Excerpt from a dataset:

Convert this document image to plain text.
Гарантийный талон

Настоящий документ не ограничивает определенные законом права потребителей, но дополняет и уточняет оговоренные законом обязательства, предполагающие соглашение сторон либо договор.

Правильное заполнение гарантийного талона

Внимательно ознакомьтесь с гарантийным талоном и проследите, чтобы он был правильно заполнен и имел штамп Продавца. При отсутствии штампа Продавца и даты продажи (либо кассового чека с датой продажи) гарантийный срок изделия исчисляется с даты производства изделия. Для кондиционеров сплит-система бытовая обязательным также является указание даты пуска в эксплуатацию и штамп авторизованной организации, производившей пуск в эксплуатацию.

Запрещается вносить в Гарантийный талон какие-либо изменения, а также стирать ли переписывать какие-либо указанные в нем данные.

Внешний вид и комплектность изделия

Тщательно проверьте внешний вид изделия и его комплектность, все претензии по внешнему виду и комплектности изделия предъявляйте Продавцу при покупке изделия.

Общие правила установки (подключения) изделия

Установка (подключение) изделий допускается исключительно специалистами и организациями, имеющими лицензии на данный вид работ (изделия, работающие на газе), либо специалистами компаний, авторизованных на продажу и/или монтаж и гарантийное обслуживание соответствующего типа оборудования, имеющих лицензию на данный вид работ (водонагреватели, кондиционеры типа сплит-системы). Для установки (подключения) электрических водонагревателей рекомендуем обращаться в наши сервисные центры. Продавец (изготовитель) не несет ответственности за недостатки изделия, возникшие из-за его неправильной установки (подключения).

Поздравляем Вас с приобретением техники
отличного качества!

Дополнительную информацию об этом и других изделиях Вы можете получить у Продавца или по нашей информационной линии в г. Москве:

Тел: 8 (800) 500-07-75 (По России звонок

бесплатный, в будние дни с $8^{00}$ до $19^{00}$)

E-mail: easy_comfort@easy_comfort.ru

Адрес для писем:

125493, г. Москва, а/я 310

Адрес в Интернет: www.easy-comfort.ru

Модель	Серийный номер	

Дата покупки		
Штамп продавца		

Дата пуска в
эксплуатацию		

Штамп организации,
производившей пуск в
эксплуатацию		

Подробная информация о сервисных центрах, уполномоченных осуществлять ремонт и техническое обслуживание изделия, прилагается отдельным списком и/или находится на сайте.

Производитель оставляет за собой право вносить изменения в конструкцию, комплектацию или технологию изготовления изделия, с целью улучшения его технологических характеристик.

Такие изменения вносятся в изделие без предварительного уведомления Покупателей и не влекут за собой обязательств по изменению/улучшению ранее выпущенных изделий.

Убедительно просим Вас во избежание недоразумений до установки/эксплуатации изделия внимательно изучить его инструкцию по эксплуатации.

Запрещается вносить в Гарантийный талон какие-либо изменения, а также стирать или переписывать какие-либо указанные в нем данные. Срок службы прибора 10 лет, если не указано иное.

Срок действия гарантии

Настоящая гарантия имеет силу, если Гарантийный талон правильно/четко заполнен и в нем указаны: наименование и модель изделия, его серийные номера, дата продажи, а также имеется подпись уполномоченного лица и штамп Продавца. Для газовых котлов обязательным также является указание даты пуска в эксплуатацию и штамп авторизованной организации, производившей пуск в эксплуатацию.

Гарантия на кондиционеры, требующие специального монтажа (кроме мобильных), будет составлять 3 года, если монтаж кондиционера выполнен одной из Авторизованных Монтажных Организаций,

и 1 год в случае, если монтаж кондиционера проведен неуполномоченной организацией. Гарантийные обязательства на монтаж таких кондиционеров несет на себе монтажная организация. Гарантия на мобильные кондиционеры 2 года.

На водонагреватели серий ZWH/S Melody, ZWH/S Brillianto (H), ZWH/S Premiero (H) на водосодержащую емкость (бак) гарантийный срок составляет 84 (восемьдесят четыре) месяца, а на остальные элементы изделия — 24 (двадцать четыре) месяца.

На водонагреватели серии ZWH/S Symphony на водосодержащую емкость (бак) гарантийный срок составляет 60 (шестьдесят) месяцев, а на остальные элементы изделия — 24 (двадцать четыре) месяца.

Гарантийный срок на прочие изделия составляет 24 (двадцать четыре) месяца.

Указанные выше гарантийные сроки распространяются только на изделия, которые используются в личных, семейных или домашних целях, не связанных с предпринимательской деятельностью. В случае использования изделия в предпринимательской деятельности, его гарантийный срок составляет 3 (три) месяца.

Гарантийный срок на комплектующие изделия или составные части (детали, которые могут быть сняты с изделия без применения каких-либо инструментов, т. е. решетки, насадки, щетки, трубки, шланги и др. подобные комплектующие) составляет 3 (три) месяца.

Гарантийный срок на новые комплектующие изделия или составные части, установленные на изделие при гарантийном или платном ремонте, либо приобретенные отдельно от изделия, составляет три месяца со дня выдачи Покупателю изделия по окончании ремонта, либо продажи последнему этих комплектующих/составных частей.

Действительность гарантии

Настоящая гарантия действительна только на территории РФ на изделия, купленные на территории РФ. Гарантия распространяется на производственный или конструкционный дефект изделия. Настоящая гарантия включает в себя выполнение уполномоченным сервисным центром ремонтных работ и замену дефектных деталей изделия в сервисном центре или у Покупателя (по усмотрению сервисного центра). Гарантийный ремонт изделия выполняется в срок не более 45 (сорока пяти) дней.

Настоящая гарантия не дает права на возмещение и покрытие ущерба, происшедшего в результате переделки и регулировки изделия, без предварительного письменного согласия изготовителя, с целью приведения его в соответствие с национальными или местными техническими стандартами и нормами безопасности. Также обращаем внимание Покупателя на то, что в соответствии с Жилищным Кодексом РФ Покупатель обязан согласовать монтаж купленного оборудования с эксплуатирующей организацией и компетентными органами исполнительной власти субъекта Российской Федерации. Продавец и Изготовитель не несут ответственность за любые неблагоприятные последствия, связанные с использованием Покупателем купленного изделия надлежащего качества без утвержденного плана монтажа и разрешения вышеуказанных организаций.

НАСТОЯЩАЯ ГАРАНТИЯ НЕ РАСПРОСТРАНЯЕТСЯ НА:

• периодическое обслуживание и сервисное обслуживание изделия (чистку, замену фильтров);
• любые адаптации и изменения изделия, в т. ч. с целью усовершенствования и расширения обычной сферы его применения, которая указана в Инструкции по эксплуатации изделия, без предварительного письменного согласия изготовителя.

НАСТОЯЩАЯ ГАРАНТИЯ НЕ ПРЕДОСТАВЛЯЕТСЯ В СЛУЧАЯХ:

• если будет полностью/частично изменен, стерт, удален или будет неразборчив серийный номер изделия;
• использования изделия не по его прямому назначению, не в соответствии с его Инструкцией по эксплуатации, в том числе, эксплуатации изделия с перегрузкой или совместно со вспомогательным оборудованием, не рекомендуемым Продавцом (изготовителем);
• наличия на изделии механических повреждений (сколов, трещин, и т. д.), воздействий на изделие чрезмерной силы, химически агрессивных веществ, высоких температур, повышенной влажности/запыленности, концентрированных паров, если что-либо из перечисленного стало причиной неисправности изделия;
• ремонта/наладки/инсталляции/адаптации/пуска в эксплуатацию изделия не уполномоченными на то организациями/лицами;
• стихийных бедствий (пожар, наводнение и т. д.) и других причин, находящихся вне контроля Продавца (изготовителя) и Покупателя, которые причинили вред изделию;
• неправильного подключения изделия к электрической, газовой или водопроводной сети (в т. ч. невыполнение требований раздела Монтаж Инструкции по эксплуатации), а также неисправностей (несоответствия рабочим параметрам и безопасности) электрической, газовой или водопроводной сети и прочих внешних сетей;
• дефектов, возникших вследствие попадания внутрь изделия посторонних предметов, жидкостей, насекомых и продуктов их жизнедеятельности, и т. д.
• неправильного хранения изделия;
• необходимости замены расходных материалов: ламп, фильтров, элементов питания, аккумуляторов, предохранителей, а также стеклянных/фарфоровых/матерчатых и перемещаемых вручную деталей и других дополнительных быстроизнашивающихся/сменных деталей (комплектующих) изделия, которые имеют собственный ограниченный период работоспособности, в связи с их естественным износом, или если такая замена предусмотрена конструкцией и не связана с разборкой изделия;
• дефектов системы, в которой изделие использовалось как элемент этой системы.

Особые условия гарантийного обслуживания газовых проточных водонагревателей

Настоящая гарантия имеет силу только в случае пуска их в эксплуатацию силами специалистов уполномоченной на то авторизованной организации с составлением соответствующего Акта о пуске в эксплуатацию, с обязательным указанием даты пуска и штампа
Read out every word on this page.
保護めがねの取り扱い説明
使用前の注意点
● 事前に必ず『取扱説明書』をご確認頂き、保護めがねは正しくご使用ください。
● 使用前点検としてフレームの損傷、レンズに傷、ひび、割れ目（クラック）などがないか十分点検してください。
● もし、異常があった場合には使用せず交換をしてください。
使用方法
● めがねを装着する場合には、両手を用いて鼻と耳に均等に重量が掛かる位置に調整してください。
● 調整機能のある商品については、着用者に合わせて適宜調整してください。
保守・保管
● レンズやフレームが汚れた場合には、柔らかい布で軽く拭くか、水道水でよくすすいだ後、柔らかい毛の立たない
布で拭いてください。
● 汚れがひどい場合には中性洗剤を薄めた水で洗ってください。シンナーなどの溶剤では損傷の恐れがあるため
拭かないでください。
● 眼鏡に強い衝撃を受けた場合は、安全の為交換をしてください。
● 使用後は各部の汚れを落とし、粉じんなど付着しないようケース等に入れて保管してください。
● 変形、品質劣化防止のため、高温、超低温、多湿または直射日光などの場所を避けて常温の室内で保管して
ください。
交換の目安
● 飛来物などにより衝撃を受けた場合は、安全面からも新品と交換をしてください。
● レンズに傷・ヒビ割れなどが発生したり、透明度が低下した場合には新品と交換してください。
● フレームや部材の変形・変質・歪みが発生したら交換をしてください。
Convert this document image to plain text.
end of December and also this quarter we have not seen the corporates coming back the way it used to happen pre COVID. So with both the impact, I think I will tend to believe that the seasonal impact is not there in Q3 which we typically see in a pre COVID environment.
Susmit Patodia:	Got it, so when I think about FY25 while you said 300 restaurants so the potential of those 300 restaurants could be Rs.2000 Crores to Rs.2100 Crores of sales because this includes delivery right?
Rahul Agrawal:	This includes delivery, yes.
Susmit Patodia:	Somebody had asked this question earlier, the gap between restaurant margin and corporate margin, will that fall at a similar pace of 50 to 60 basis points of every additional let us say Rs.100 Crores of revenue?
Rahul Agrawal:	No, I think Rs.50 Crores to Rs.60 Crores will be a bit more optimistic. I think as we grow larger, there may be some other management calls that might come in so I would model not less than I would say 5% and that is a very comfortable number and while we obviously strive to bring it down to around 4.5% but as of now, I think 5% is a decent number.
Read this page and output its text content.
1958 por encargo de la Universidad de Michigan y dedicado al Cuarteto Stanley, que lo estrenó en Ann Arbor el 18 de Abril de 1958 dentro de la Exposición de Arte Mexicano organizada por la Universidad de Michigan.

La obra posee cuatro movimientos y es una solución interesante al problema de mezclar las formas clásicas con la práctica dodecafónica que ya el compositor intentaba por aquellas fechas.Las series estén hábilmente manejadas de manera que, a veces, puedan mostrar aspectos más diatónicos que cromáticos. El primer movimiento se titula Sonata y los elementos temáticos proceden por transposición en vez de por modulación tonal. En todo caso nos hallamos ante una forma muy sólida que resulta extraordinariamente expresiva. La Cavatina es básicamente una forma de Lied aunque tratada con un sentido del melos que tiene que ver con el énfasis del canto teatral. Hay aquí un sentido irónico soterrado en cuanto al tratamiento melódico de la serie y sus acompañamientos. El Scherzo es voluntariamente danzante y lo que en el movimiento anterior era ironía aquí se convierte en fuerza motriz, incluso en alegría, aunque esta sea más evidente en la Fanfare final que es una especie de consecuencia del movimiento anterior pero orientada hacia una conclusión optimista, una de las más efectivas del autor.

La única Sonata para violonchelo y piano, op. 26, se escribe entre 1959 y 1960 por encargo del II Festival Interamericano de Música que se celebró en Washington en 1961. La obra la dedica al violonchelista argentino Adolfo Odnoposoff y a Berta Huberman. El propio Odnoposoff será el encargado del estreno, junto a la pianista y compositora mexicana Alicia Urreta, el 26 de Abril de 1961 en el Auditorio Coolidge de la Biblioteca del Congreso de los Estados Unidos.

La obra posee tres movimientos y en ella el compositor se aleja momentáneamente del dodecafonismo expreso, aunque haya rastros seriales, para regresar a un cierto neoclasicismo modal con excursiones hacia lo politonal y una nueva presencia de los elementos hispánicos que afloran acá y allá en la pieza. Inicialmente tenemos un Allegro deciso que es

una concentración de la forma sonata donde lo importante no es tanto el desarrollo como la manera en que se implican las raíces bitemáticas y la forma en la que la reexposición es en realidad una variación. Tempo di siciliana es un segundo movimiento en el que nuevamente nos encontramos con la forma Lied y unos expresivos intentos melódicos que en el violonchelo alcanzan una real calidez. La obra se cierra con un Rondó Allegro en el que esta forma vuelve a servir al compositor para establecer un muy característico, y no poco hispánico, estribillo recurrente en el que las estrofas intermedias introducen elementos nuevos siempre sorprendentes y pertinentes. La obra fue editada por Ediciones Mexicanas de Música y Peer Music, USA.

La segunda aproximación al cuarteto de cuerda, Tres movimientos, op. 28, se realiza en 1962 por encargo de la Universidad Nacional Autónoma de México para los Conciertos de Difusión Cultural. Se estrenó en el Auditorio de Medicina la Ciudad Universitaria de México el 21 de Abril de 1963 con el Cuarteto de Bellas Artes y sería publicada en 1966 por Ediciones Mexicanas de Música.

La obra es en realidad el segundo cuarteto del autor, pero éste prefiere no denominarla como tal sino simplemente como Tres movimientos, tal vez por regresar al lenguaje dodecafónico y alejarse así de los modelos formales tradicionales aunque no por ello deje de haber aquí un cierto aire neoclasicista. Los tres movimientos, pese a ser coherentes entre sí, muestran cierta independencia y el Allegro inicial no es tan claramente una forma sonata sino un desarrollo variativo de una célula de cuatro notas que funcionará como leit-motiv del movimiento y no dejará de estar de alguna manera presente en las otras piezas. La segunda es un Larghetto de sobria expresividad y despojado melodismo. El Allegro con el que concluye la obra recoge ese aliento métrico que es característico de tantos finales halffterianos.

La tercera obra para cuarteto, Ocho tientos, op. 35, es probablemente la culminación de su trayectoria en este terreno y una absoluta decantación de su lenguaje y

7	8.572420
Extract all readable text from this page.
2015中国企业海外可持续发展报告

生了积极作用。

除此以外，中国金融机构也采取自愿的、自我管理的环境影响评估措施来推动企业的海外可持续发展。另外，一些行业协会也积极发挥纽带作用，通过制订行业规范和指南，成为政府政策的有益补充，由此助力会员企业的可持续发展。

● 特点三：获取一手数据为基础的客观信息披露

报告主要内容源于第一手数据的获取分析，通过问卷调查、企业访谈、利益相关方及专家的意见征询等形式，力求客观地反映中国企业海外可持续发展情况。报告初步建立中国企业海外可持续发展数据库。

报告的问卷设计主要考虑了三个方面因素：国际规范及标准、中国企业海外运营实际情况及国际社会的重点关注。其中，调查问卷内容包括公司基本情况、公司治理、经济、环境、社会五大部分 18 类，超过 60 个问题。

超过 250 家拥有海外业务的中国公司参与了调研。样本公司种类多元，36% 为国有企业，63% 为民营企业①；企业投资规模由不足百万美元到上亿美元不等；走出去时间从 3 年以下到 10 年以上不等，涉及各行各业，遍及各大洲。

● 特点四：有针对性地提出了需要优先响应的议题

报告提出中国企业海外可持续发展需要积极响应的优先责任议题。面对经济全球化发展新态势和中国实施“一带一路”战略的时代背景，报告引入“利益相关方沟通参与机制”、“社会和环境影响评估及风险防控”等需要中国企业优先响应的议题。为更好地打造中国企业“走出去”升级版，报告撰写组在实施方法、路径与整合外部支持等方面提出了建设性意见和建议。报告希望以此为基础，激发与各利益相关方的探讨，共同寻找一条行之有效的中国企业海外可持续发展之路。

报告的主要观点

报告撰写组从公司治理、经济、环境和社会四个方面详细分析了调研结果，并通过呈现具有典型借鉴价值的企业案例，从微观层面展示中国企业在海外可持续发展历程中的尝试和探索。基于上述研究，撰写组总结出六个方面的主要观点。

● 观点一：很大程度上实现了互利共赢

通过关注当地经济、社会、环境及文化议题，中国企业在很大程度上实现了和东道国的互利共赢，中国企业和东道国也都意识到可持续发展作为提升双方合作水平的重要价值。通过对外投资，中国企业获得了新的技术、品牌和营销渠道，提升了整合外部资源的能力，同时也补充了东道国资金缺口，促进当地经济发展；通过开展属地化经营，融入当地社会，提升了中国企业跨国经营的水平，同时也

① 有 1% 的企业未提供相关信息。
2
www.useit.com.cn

To be done
Copy out each line of the data containing the string "Ediciones".

Correct response
una concentración de la forma sonata donde lo importante no es tanto el desarrollo como la manera en que se implican las raíces bitemáticas y la forma en la que la reexposición es en realidad una variación. Tempo di siciliana es un segundo movimiento en el que nuevamente nos encontramos con la forma Lied y unos expresivos intentos melódicos que en el violonchelo alcanzan una real calidez. La obra se cierra con un Rondó Allegro en el que esta forma vuelve a servir al compositor para establecer un muy característico, y no poco hispánico, estribillo recurrente en el que las estrofas intermedias introducen elementos nuevos siempre sorprendentes y pertinentes. La obra fue editada por Ediciones Mexicanas de Música y Peer Music, USA.
La segunda aproximación al cuarteto de cuerda, Tres movimientos, op. 28, se realiza en 1962 por encargo de la Universidad Nacional Autónoma de México para los Conciertos de Difusión Cultural. Se estrenó en el Auditorio de Medicina la Ciudad Universitaria de México el 21 de Abril de 1963 con el Cuarteto de Bellas Artes y sería publicada en 1966 por Ediciones Mexicanas de Música.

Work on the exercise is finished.